> [Set exercise]: Determine which lines of the records include the word "image", and copy them.

Dataset records:
===============
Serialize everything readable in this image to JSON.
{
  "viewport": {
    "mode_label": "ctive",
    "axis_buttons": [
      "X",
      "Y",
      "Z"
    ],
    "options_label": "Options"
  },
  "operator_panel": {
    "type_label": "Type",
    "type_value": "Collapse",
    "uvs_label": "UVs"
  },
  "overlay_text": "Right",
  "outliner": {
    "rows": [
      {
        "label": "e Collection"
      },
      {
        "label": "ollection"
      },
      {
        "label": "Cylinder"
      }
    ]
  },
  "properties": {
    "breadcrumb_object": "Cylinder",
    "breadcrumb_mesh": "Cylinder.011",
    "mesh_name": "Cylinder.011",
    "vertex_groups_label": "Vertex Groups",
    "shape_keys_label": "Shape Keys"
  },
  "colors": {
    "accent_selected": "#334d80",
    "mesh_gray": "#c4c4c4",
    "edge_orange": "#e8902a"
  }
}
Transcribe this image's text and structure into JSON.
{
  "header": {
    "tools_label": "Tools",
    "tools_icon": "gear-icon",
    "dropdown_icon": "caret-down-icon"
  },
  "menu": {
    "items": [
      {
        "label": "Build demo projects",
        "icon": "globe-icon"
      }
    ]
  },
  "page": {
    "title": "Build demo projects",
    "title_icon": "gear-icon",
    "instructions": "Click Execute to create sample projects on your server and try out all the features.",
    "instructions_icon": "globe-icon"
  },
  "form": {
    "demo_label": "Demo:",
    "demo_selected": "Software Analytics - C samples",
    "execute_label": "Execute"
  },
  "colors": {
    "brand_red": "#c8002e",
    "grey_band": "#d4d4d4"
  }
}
===============
> [Solution for this problem]:
Serialize everything readable in this image to JSON.
Transcribe this image's text and structure into JSON.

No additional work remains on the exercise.